— Data listing —
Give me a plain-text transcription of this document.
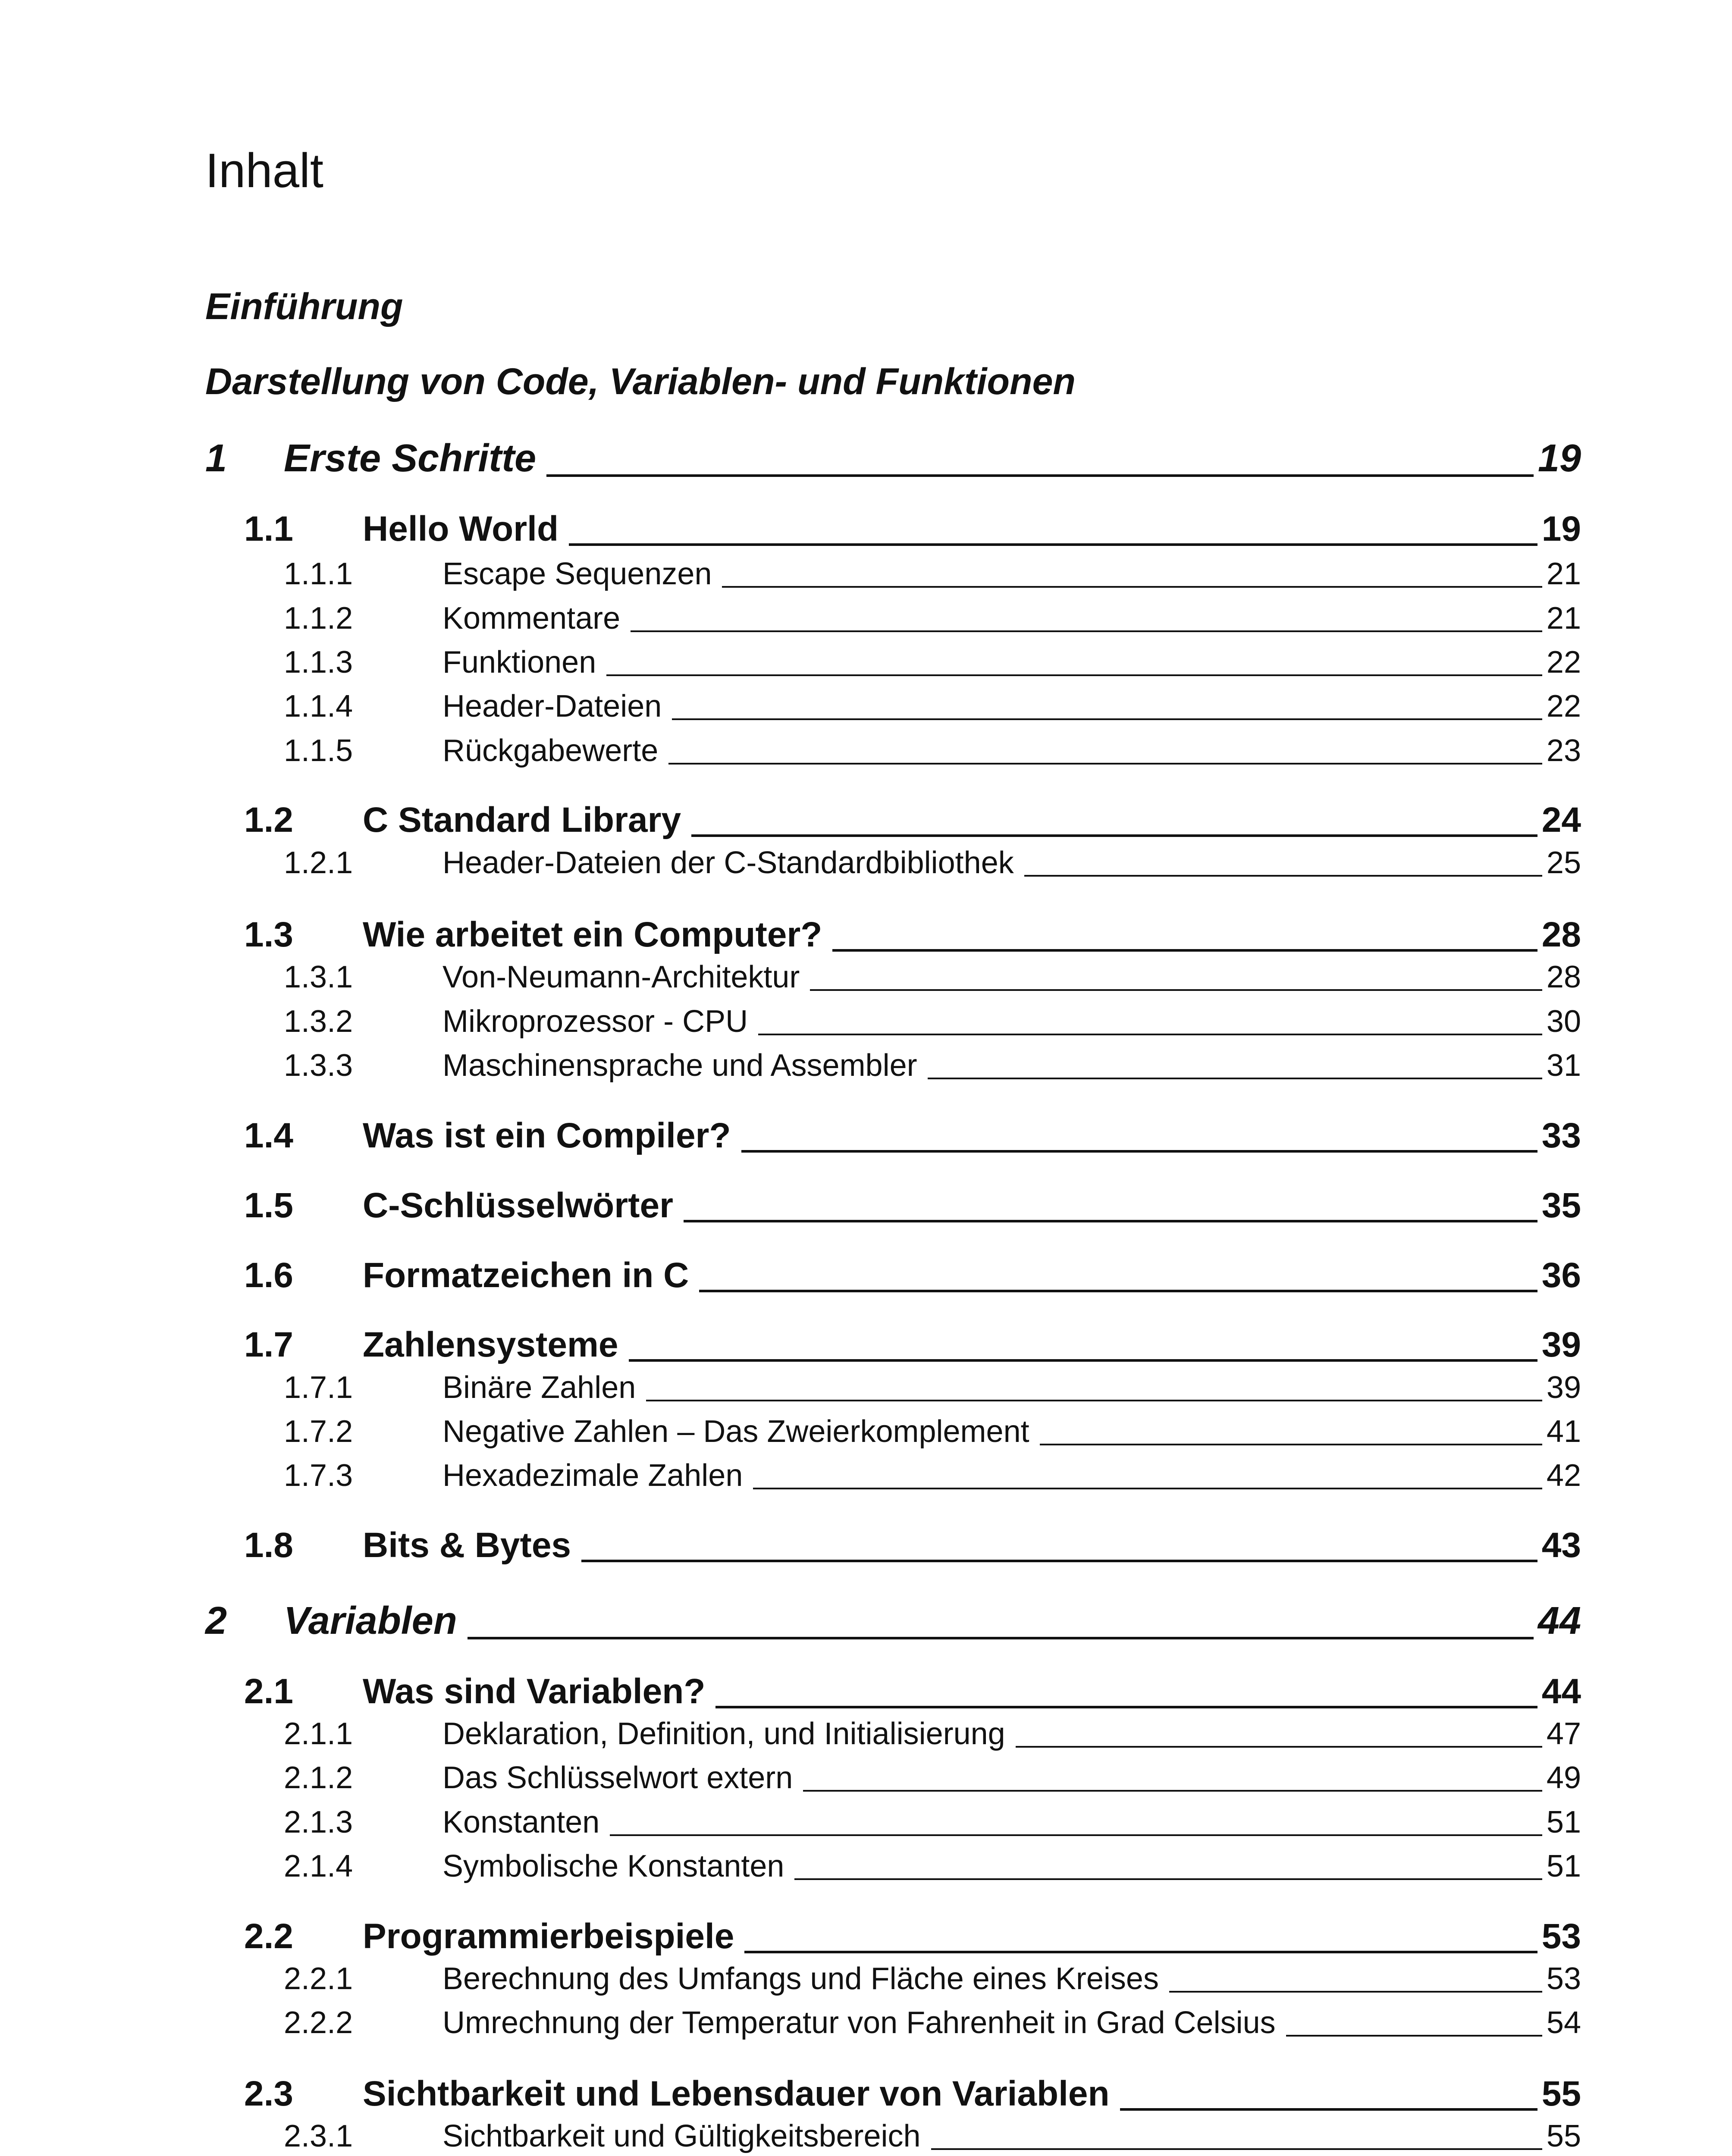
Inhalt
Einführung
Darstellung von Code, Variablen- und Funktionen
1	Erste Schritte	19
1.1	Hello World	19
1.1.1	Escape Sequenzen	21
1.1.2	Kommentare	21
1.1.3	Funktionen	22
1.1.4	Header-Dateien	22
1.1.5	Rückgabewerte	23
1.2	C Standard Library	24
1.2.1	Header-Dateien der C-Standardbibliothek	25
1.3	Wie arbeitet ein Computer?	28
1.3.1	Von-Neumann-Architektur	28
1.3.2	Mikroprozessor - CPU	30
1.3.3	Maschinensprache und Assembler	31
1.4	Was ist ein Compiler?	33
1.5	C-Schlüsselwörter	35
1.6	Formatzeichen in C	36
1.7	Zahlensysteme	39
1.7.1	Binäre Zahlen	39
1.7.2	Negative Zahlen – Das Zweierkomplement	41
1.7.3	Hexadezimale Zahlen	42
1.8	Bits & Bytes	43
2	Variablen	44
2.1	Was sind Variablen?	44
2.1.1	Deklaration, Definition, und Initialisierung	47
2.1.2	Das Schlüsselwort extern	49
2.1.3	Konstanten	51
2.1.4	Symbolische Konstanten	51
2.2	Programmierbeispiele	53
2.2.1	Berechnung des Umfangs und Fläche eines Kreises	53
2.2.2	Umrechnung der Temperatur von Fahrenheit in Grad Celsius	54
2.3	Sichtbarkeit und Lebensdauer von Variablen	55
2.3.1	Sichtbarkeit und Gültigkeitsbereich	55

— Task to carry out —
Leave out the pictures and reproduce the rest of the listing exactly.

— Full solution —
Give me a plain-text transcription of this document.
Inhalt
Einführung
Darstellung von Code, Variablen- und Funktionen
1	Erste Schritte	19
1.1	Hello World	19
1.1.1	Escape Sequenzen	21
1.1.2	Kommentare	21
1.1.3	Funktionen	22
1.1.4	Header-Dateien	22
1.1.5	Rückgabewerte	23
1.2	C Standard Library	24
1.2.1	Header-Dateien der C-Standardbibliothek	25
1.3	Wie arbeitet ein Computer?	28
1.3.1	Von-Neumann-Architektur	28
1.3.2	Mikroprozessor - CPU	30
1.3.3	Maschinensprache und Assembler	31
1.4	Was ist ein Compiler?	33
1.5	C-Schlüsselwörter	35
1.6	Formatzeichen in C	36
1.7	Zahlensysteme	39
1.7.1	Binäre Zahlen	39
1.7.2	Negative Zahlen – Das Zweierkomplement	41
1.7.3	Hexadezimale Zahlen	42
1.8	Bits & Bytes	43
2	Variablen	44
2.1	Was sind Variablen?	44
2.1.1	Deklaration, Definition, und Initialisierung	47
2.1.2	Das Schlüsselwort extern	49
2.1.3	Konstanten	51
2.1.4	Symbolische Konstanten	51
2.2	Programmierbeispiele	53
2.2.1	Berechnung des Umfangs und Fläche eines Kreises	53
2.2.2	Umrechnung der Temperatur von Fahrenheit in Grad Celsius	54
2.3	Sichtbarkeit und Lebensdauer von Variablen	55
2.3.1	Sichtbarkeit und Gültigkeitsbereich	55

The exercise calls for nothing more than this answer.